## DIRECTIVE
Write out every line below that includes the word "value".

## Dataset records
● ● ● ● ● ● ●

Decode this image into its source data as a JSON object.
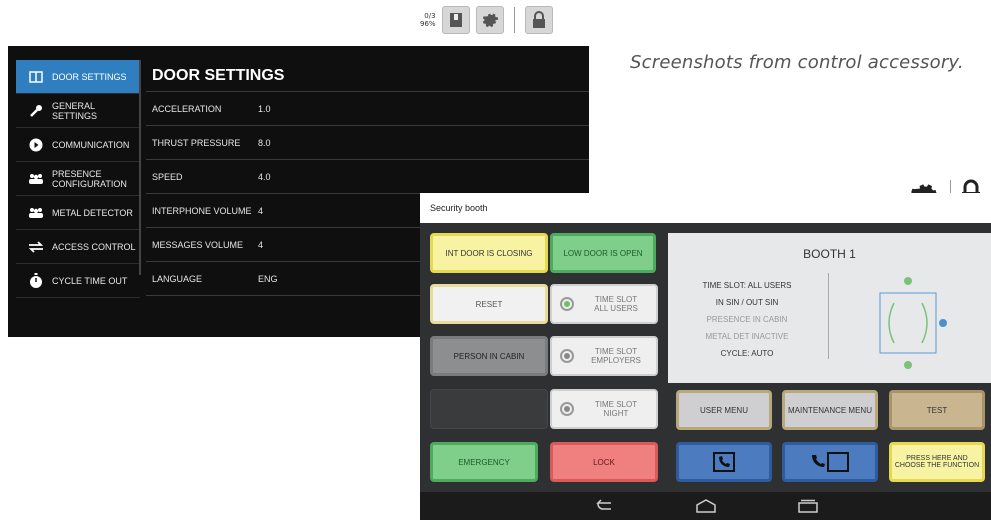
{
  "status": {
    "line1": "0/3",
    "line2": "96%"
  },
  "caption": "Screenshots from control accessory.",
  "door_settings": {
    "sidebar": [
      {
        "label": "DOOR SETTINGS",
        "icon": "door-icon"
      },
      {
        "label": "GENERAL SETTINGS",
        "icon": "wrench-icon"
      },
      {
        "label": "COMMUNICATION",
        "icon": "play-icon"
      },
      {
        "label": "PRESENCE CONFIGURATION",
        "icon": "people-icon"
      },
      {
        "label": "METAL DETECTOR",
        "icon": "people-icon"
      },
      {
        "label": "ACCESS CONTROL",
        "icon": "arrows-icon"
      },
      {
        "label": "CYCLE TIME OUT",
        "icon": "stopwatch-icon"
      }
    ],
    "title": "DOOR SETTINGS",
    "rows": [
      {
        "label": "ACCELERATION",
        "value": "1.0"
      },
      {
        "label": "THRUST PRESSURE",
        "value": "8.0"
      },
      {
        "label": "SPEED",
        "value": "4.0"
      },
      {
        "label": "INTERPHONE VOLUME",
        "value": "4"
      },
      {
        "label": "MESSAGES VOLUME",
        "value": "4"
      },
      {
        "label": "LANGUAGE",
        "value": "ENG"
      }
    ]
  },
  "booth": {
    "header": "Security booth",
    "buttons": {
      "int_door": "INT DOOR IS CLOSING",
      "low_door": "LOW DOOR IS OPEN",
      "reset": "RESET",
      "slot_all": "TIME SLOT ALL USERS",
      "person": "PERSON IN CABIN",
      "slot_emp": "TIME SLOT EMPLOYERS",
      "slot_night": "TIME SLOT NIGHT",
      "user_menu": "USER MENU",
      "maint_menu": "MAINTENANCE MENU",
      "test": "TEST",
      "emergency": "EMERGENCY",
      "lock": "LOCK",
      "press_here": "PRESS HERE AND CHOOSE THE FUNCTION"
    },
    "card": {
      "title": "BOOTH 1",
      "lines": [
        "TIME SLOT: ALL USERS",
        "IN SIN / OUT SIN",
        "PRESENCE IN CABIN",
        "METAL DET INACTIVE",
        "CYCLE: AUTO"
      ]
    }
  },
  "colors": {
    "accent": "#2f7fc0",
    "panel_bg": "#0f0f10",
    "booth_bg": "#2f3031"
  }
}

● ● ● ● ● ● ●

## WORKED ANSWER
        "value": "1.0"
        "value": "8.0"
        "value": "4.0"
        "value": "4"
        "value": "4"
        "value": "ENG"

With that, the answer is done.